**Task material**
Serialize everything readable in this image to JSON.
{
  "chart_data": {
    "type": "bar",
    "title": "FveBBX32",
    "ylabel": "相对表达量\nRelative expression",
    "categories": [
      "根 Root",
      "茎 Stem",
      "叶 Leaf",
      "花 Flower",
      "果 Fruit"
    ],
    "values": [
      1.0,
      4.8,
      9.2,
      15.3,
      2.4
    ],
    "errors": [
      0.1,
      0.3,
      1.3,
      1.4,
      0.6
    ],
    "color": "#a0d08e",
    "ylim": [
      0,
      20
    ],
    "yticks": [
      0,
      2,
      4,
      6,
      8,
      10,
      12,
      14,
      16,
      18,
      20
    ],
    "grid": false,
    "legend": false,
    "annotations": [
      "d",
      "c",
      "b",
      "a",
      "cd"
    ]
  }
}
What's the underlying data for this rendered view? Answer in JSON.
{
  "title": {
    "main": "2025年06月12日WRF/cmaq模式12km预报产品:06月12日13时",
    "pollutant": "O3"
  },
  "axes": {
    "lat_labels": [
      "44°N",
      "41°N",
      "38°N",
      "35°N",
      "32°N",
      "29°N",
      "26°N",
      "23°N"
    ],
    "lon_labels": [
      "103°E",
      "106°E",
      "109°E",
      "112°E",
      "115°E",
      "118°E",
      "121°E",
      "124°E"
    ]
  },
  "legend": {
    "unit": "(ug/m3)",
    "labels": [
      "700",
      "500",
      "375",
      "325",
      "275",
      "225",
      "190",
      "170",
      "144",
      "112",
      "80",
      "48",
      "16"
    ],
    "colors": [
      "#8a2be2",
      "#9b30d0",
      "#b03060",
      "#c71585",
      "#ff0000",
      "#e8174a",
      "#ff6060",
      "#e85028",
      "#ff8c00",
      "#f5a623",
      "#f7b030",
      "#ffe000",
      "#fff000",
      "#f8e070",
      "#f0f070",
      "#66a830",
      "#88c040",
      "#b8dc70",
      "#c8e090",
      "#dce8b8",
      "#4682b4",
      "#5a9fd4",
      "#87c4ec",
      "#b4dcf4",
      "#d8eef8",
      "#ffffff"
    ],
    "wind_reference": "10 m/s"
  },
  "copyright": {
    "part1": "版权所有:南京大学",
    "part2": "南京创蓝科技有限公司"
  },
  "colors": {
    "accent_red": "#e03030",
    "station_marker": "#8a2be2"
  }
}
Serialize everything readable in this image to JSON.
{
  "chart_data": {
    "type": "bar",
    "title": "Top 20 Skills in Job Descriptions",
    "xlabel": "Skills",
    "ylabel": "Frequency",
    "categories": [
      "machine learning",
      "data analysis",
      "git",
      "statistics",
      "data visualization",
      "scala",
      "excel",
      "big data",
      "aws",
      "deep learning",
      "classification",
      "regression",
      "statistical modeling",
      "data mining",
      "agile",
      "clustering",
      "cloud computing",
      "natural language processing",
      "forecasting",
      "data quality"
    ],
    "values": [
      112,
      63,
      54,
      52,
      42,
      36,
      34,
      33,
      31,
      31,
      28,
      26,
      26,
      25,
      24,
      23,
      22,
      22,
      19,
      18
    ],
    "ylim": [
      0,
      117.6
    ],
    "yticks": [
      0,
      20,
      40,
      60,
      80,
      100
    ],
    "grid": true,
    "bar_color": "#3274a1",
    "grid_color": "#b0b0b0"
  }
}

**Exercise instructions**
Copy out the full listing exactly.

**Answer in full**
Serialize everything readable in this image to JSON.
{
  "chart_data": {
    "type": "bar",
    "title": "FveBBX32",
    "ylabel": "相对表达量\nRelative expression",
    "categories": [
      "根 Root",
      "茎 Stem",
      "叶 Leaf",
      "花 Flower",
      "果 Fruit"
    ],
    "values": [
      1.0,
      4.8,
      9.2,
      15.3,
      2.4
    ],
    "errors": [
      0.1,
      0.3,
      1.3,
      1.4,
      0.6
    ],
    "color": "#a0d08e",
    "ylim": [
      0,
      20
    ],
    "yticks": [
      0,
      2,
      4,
      6,
      8,
      10,
      12,
      14,
      16,
      18,
      20
    ],
    "grid": false,
    "legend": false,
    "annotations": [
      "d",
      "c",
      "b",
      "a",
      "cd"
    ]
  }
}
What's the underlying data for this rendered view? Answer in JSON.
{
  "title": {
    "main": "2025年06月12日WRF/cmaq模式12km预报产品:06月12日13时",
    "pollutant": "O3"
  },
  "axes": {
    "lat_labels": [
      "44°N",
      "41°N",
      "38°N",
      "35°N",
      "32°N",
      "29°N",
      "26°N",
      "23°N"
    ],
    "lon_labels": [
      "103°E",
      "106°E",
      "109°E",
      "112°E",
      "115°E",
      "118°E",
      "121°E",
      "124°E"
    ]
  },
  "legend": {
    "unit": "(ug/m3)",
    "labels": [
      "700",
      "500",
      "375",
      "325",
      "275",
      "225",
      "190",
      "170",
      "144",
      "112",
      "80",
      "48",
      "16"
    ],
    "colors": [
      "#8a2be2",
      "#9b30d0",
      "#b03060",
      "#c71585",
      "#ff0000",
      "#e8174a",
      "#ff6060",
      "#e85028",
      "#ff8c00",
      "#f5a623",
      "#f7b030",
      "#ffe000",
      "#fff000",
      "#f8e070",
      "#f0f070",
      "#66a830",
      "#88c040",
      "#b8dc70",
      "#c8e090",
      "#dce8b8",
      "#4682b4",
      "#5a9fd4",
      "#87c4ec",
      "#b4dcf4",
      "#d8eef8",
      "#ffffff"
    ],
    "wind_reference": "10 m/s"
  },
  "copyright": {
    "part1": "版权所有:南京大学",
    "part2": "南京创蓝科技有限公司"
  },
  "colors": {
    "accent_red": "#e03030",
    "station_marker": "#8a2be2"
  }
}
Serialize everything readable in this image to JSON.
{
  "chart_data": {
    "type": "bar",
    "title": "Top 20 Skills in Job Descriptions",
    "xlabel": "Skills",
    "ylabel": "Frequency",
    "categories": [
      "machine learning",
      "data analysis",
      "git",
      "statistics",
      "data visualization",
      "scala",
      "excel",
      "big data",
      "aws",
      "deep learning",
      "classification",
      "regression",
      "statistical modeling",
      "data mining",
      "agile",
      "clustering",
      "cloud computing",
      "natural language processing",
      "forecasting",
      "data quality"
    ],
    "values": [
      112,
      63,
      54,
      52,
      42,
      36,
      34,
      33,
      31,
      31,
      28,
      26,
      26,
      25,
      24,
      23,
      22,
      22,
      19,
      18
    ],
    "ylim": [
      0,
      117.6
    ],
    "yticks": [
      0,
      20,
      40,
      60,
      80,
      100
    ],
    "grid": true,
    "bar_color": "#3274a1",
    "grid_color": "#b0b0b0"
  }
}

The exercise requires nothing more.